_Source data:_
------------------------------

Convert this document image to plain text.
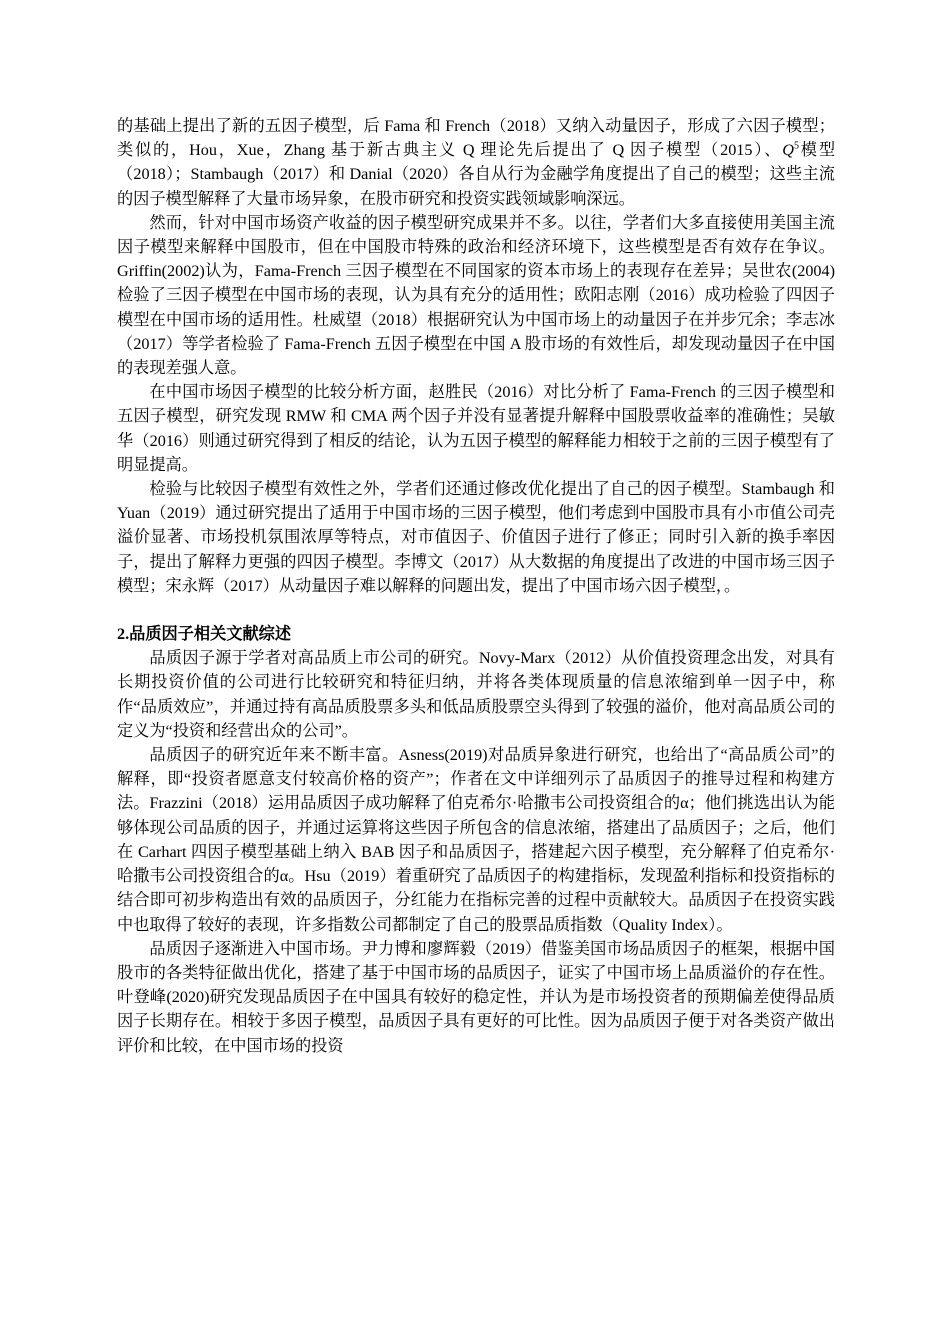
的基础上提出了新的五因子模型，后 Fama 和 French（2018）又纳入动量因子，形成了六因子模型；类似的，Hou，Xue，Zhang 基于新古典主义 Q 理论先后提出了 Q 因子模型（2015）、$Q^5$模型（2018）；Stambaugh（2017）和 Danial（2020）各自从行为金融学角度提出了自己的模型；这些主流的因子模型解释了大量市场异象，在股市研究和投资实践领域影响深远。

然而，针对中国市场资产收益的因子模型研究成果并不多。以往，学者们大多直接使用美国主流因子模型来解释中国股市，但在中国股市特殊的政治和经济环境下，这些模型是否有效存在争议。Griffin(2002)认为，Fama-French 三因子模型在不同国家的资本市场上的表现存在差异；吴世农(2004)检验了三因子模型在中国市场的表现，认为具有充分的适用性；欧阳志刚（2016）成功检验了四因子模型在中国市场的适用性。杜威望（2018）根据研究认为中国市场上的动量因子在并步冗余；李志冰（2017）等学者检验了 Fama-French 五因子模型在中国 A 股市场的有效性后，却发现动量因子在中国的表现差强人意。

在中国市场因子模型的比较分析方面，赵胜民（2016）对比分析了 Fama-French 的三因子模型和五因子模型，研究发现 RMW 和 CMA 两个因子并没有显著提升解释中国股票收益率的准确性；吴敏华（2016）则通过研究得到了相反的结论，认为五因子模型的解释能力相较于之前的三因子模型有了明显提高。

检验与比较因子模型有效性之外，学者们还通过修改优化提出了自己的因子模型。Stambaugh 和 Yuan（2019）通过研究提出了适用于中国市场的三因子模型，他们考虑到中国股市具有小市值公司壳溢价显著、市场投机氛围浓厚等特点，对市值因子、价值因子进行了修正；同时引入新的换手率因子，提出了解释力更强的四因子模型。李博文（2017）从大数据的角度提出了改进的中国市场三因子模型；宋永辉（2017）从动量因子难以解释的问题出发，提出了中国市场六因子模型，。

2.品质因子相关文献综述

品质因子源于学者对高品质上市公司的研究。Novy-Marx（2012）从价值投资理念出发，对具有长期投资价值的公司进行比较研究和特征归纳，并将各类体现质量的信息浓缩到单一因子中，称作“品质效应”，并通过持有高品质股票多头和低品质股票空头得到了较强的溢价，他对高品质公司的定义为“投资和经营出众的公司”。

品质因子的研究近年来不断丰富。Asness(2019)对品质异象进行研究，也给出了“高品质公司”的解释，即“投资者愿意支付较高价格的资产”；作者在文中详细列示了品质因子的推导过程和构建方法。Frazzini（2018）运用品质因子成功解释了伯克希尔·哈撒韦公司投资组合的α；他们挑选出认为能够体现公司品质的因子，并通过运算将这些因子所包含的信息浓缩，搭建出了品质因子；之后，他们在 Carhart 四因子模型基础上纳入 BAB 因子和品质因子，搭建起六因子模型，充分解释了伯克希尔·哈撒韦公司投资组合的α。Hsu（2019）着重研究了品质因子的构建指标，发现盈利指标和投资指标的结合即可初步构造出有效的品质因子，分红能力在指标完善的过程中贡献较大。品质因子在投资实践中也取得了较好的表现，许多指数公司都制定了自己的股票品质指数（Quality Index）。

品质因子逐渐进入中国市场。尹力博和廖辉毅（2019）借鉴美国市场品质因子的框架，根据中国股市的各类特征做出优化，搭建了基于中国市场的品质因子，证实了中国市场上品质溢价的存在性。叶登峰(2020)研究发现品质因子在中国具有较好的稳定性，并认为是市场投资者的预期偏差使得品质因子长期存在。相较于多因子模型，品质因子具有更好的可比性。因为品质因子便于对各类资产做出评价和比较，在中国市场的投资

------------------------------

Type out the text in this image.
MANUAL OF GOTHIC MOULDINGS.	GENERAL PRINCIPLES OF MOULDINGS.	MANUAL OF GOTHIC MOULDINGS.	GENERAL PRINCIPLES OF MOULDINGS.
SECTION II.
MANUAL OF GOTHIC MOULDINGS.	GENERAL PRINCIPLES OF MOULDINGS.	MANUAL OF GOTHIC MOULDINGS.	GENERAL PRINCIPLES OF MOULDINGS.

------------------------------

_Work to do:_
Read the data above and pull out each line that holds the string "image".

_Written reply:_
Convert this document image to plain text.
Type out the text in this image.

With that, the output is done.